■ **What you have to do**:
Copy each line holding the string "text".

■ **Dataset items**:

▼

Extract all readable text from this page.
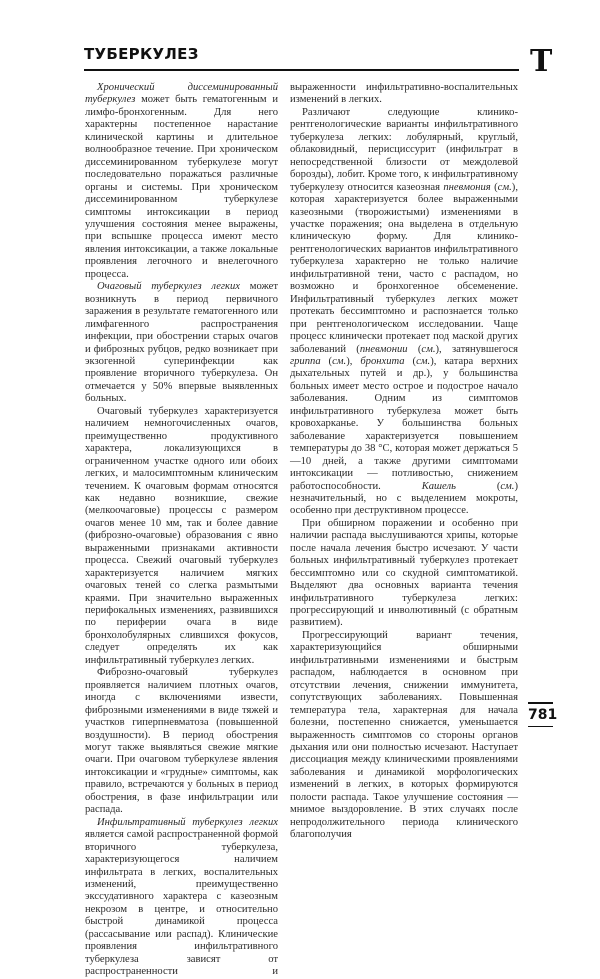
ТУБЕРКУЛЕЗ	Т

Хронический диссеминированный туберкулез может быть гематогенным и лимфо-бронхогенным. Для него характерны постепенное нарастание клинической картины и длительное волнообразное течение. При хроническом диссеминированном туберкулезе могут последовательно поражаться различные органы и системы. При хроническом диссеминированном туберкулезе симптомы интоксикации в период улучшения состояния менее выражены, при вспышке процесса имеют место явления интоксикации, а также локальные проявления легочного и внелегочного процесса.

Очаговый туберкулез легких может возникнуть в период первичного заражения в результате гематогенного или лимфагенного распространения инфекции, при обострении старых очагов и фиброзных рубцов, редко возникает при экзогенной суперинфекции как проявление вторичного туберкулеза. Он отмечается у 50% впервые выявленных больных.

Очаговый туберкулез характеризуется наличием немногочисленных очагов, преимущественно продуктивного характера, локализующихся в ограниченном участке одного или обоих легких, и малосимптомным клиническим течением. К очаговым формам относятся как недавно возникшие, свежие (мелкоочаговые) процессы с размером очагов менее 10 мм, так и более давние (фиброзно-очаговые) образования с явно выраженными признаками активности процесса. Свежий очаговый туберкулез характеризуется наличием мягких очаговых теней со слегка размытыми краями. При значительно выраженных перифокальных изменениях, развившихся по периферии очага в виде бронхолобулярных слившихся фокусов, следует определять их как инфильтративный туберкулез легких.

Фиброзно-очаговый туберкулез проявляется наличием плотных очагов, иногда с включениями извести, фиброзными изменениями в виде тяжей и участков гиперпневматоза (повышенной воздушности). В период обострения могут также выявляться свежие мягкие очаги. При очаговом туберкулезе явления интоксикации и «грудные» симптомы, как правило, встречаются у больных в период обострения, в фазе инфильтрации или распада.

Инфильтративный туберкулез легких является самой распространенной формой вторичного туберкулеза, характеризующегося наличием инфильтрата в легких, воспалительных изменений, преимущественно экссудативного характера с казеозным некрозом в центре, и относительно быстрой динамикой процесса (рассасывание или распад). Клинические проявления инфильтративного туберкулеза зависят от распространенности и

выраженности инфильтративно-воспалительных изменений в легких.

Различают следующие клинико-рентгенологические варианты инфильтративного туберкулеза легких: лобулярный, круглый, облаковидный, перисциссурит (инфильтрат в непосредственной близости от междолевой борозды), лобит. Кроме того, к инфильтративному туберкулезу относится казеозная пневмония (см.), которая характеризуется более выраженными казеозными (творожистыми) изменениями в участке поражения; она выделена в отдельную клиническую форму. Для клинико-рентгенологических вариантов инфильтративного туберкулеза характерно не только наличие инфильтративной тени, часто с распадом, но возможно и бронхогенное обсеменение. Инфильтративный туберкулез легких может протекать бессимптомно и распознается только при рентгенологическом исследовании. Чаще процесс клинически протекает под маской других заболеваний (пневмонии (см.), затянувшегося гриппа (см.), бронхита (см.), катара верхних дыхательных путей и др.), у большинства больных имеет место острое и подострое начало заболевания. Одним из симптомов инфильтративного туберкулеза может быть кровохарканье. У большинства больных заболевание характеризуется повышением температуры до 38 °С, которая может держаться 5—10 дней, а также другими симптомами интоксикации — потливостью, снижением работоспособности. Кашель (см.) незначительный, но с выделением мокроты, особенно при деструктивном процессе.

При обширном поражении и особенно при наличии распада выслушиваются хрипы, которые после начала лечения быстро исчезают. У части больных инфильтративный туберкулез протекает бессимптомно или со скудной симптоматикой. Выделяют два основных варианта течения инфильтративного туберкулеза легких: прогрессирующий и инволютивный (с обратным развитием).

Прогрессирующий вариант течения, характеризующийся обширными инфильтративными изменениями и быстрым распадом, наблюдается в основном при отсутствии лечения, снижении иммунитета, сопутствующих заболеваниях. Повышенная температура тела, характерная для начала болезни, постепенно снижается, уменьшается выраженность симптомов со стороны органов дыхания или они полностью исчезают. Наступает диссоциация между клиническими проявлениями заболевания и динамикой морфологических изменений в легких, в которых формируются полости распада. Такое улучшение состояния — мнимое выздоровление. В этих случаях после непродолжительного периода клинического благополучия

781
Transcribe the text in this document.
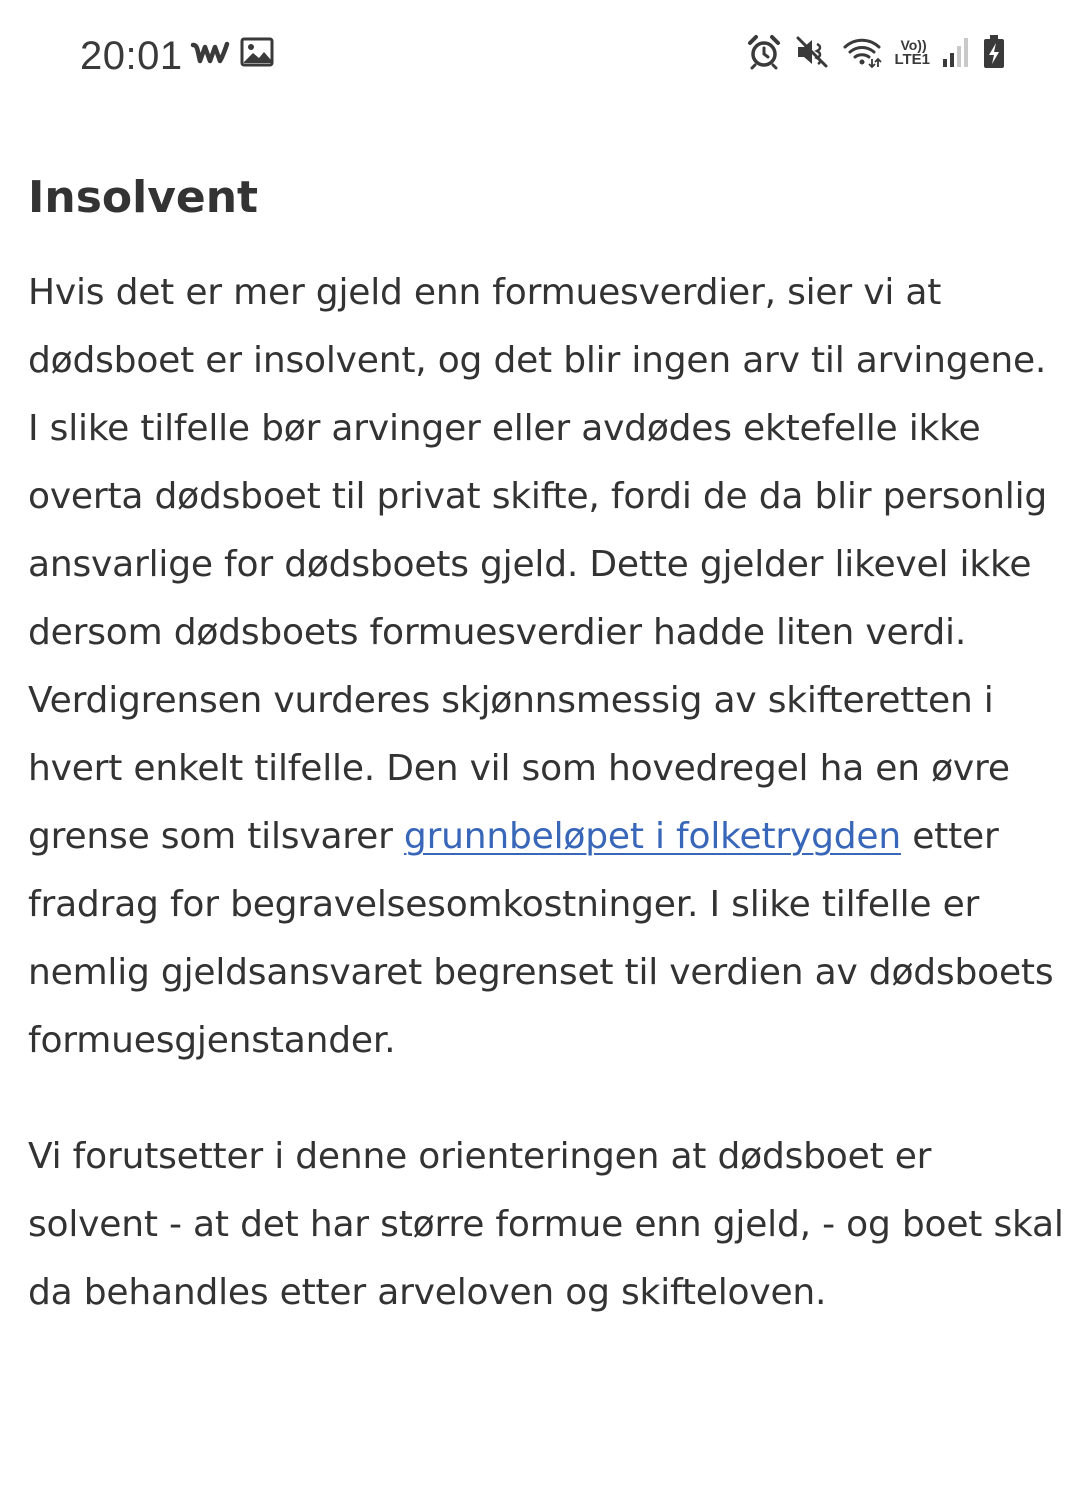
20:01	Vo))
LTE1
Insolvent

Hvis det er mer gjeld enn formuesverdier, sier vi at dødsboet er insolvent, og det blir ingen arv til arvingene. I slike tilfelle bør arvinger eller avdødes ektefelle ikke overta dødsboet til privat skifte, fordi de da blir personlig ansvarlige for dødsboets gjeld. Dette gjelder likevel ikke dersom dødsboets formuesverdier hadde liten verdi. Verdigrensen vurderes skjønnsmessig av skifteretten i hvert enkelt tilfelle. Den vil som hovedregel ha en øvre grense som tilsvarer grunnbeløpet i folketrygden etter fradrag for begravelsesomkostninger. I slike tilfelle er nemlig gjeldsansvaret begrenset til verdien av dødsboets formuesgjenstander.

Vi forutsetter i denne orienteringen at dødsboet er solvent - at det har større formue enn gjeld, - og boet skal da behandles etter arveloven og skifteloven.
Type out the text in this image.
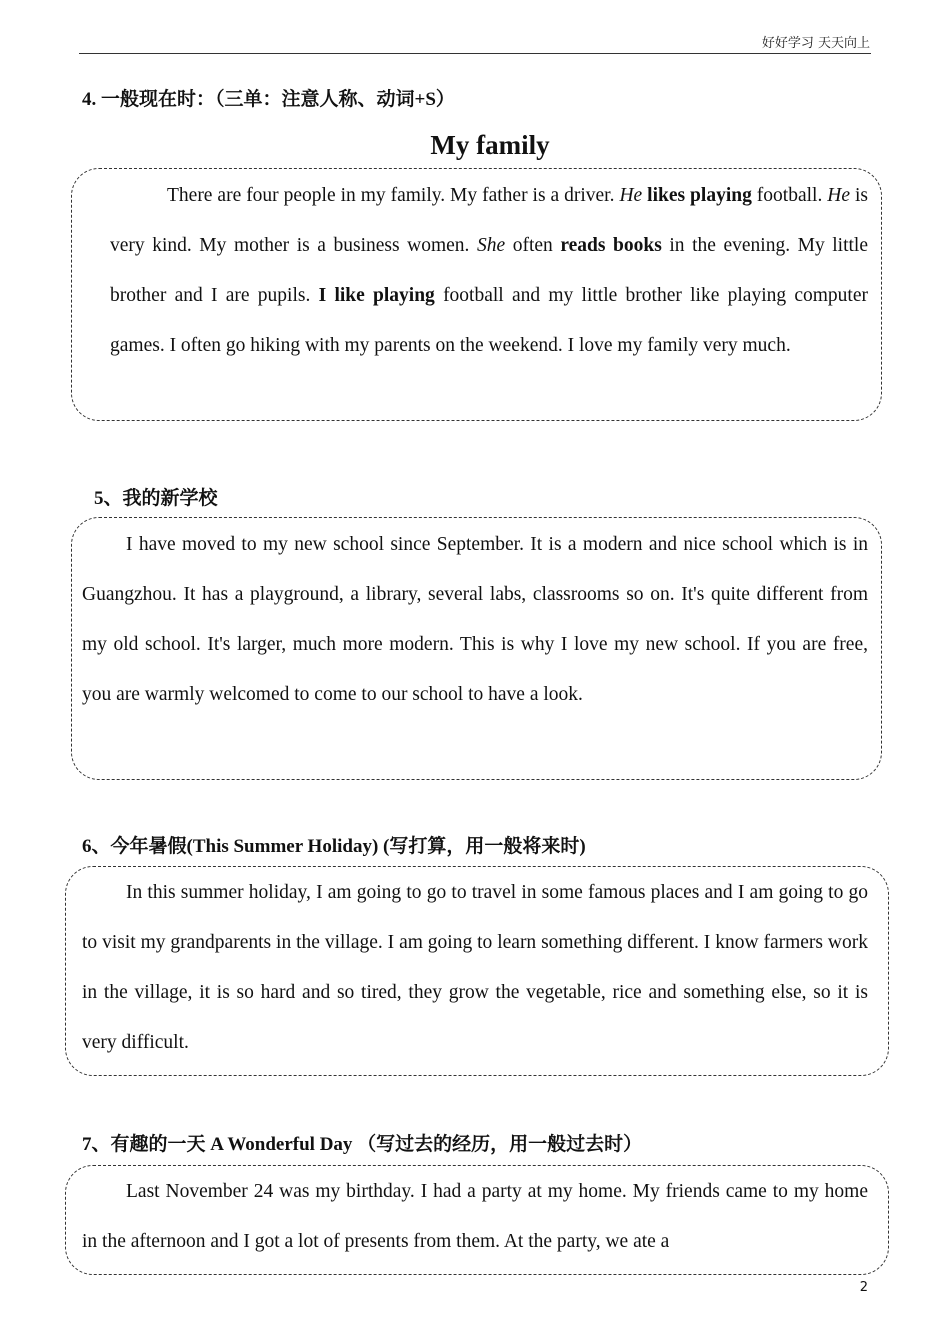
好好学习 天天向上
4. 一般现在时：（三单：注意人称、动词+S）
My family

There are four people in my family. My father is a driver. He likes playing football. He is very kind. My mother is a business women. She often reads books in the evening. My little brother and I are pupils. I like playing football and my little brother like playing computer games. I often go hiking with my parents on the weekend. I love my family very much.

5、我的新学校

I have moved to my new school since September. It is a modern and nice school which is in Guangzhou. It has a playground, a library, several labs, classrooms so on. It's quite different from my old school. It's larger, much more modern. This is why I love my new school. If you are free, you are warmly welcomed to come to our school to have a look.

6、今年暑假(This Summer Holiday) (写打算，用一般将来时)

In this summer holiday, I am going to go to travel in some famous places and I am going to go to visit my grandparents in the village. I am going to learn something different. I know farmers work in the village, it is so hard and so tired, they grow the vegetable, rice and something else, so it is very difficult.

7、有趣的一天 A Wonderful Day （写过去的经历，用一般过去时）

Last November 24 was my birthday. I had a party at my home. My friends came to my home in the afternoon and I got a lot of presents from them. At the party, we ate a

2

▲

■ **Complete response**:
Extract all readable text from this page.
Transcribe the text in this document.
Type out the text in this image.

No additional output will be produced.